## WRITTEN TASK
Each entry below is to be printed verbatim.

## RECORD LIST

================================

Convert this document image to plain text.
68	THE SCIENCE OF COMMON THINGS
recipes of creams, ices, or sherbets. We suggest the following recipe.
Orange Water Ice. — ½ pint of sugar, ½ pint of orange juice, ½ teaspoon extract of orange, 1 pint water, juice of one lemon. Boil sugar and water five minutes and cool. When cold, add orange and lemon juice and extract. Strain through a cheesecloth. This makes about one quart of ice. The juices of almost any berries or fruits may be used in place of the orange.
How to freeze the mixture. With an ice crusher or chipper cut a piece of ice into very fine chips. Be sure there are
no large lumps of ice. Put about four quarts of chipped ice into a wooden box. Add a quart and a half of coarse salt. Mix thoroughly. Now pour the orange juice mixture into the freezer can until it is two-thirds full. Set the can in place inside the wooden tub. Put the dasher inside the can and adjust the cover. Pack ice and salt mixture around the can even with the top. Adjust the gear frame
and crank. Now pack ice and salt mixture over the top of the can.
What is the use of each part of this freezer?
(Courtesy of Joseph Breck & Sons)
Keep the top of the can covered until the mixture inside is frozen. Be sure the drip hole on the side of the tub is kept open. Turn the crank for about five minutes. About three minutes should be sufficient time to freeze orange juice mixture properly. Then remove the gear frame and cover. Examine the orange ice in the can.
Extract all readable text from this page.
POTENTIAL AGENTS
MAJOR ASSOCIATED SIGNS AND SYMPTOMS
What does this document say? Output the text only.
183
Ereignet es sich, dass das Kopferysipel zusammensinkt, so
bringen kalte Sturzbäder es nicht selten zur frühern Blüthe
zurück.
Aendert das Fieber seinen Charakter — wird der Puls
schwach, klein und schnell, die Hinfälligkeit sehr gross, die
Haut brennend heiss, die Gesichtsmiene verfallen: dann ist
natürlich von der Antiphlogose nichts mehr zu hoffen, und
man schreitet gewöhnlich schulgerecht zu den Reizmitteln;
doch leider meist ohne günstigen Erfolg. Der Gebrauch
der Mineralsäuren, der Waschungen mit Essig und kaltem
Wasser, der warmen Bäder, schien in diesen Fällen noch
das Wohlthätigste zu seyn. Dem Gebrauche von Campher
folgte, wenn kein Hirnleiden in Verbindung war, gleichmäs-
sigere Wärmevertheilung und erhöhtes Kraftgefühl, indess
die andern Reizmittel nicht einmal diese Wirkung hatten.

================================

## EXERCISE ANSWER
Convert this document image to plain text.
68	THE SCIENCE OF COMMON THINGS
recipes of creams, ices, or sherbets. We suggest the following recipe.
Orange Water Ice. — ½ pint of sugar, ½ pint of orange juice, ½ teaspoon extract of orange, 1 pint water, juice of one lemon. Boil sugar and water five minutes and cool. When cold, add orange and lemon juice and extract. Strain through a cheesecloth. This makes about one quart of ice. The juices of almost any berries or fruits may be used in place of the orange.
How to freeze the mixture. With an ice crusher or chipper cut a piece of ice into very fine chips. Be sure there are
no large lumps of ice. Put about four quarts of chipped ice into a wooden box. Add a quart and a half of coarse salt. Mix thoroughly. Now pour the orange juice mixture into the freezer can until it is two-thirds full. Set the can in place inside the wooden tub. Put the dasher inside the can and adjust the cover. Pack ice and salt mixture around the can even with the top. Adjust the gear frame
and crank. Now pack ice and salt mixture over the top of the can.
What is the use of each part of this freezer?
(Courtesy of Joseph Breck & Sons)
Keep the top of the can covered until the mixture inside is frozen. Be sure the drip hole on the side of the tub is kept open. Turn the crank for about five minutes. About three minutes should be sufficient time to freeze orange juice mixture properly. Then remove the gear frame and cover. Examine the orange ice in the can.
Extract all readable text from this page.
POTENTIAL AGENTS
MAJOR ASSOCIATED SIGNS AND SYMPTOMS
What does this document say? Output the text only.
183
Ereignet es sich, dass das Kopferysipel zusammensinkt, so
bringen kalte Sturzbäder es nicht selten zur frühern Blüthe
zurück.
Aendert das Fieber seinen Charakter — wird der Puls
schwach, klein und schnell, die Hinfälligkeit sehr gross, die
Haut brennend heiss, die Gesichtsmiene verfallen: dann ist
natürlich von der Antiphlogose nichts mehr zu hoffen, und
man schreitet gewöhnlich schulgerecht zu den Reizmitteln;
doch leider meist ohne günstigen Erfolg. Der Gebrauch
der Mineralsäuren, der Waschungen mit Essig und kaltem
Wasser, der warmen Bäder, schien in diesen Fällen noch
das Wohlthätigste zu seyn. Dem Gebrauche von Campher
folgte, wenn kein Hirnleiden in Verbindung war, gleichmäs-
sigere Wärmevertheilung und erhöhtes Kraftgefühl, indess
die andern Reizmittel nicht einmal diese Wirkung hatten.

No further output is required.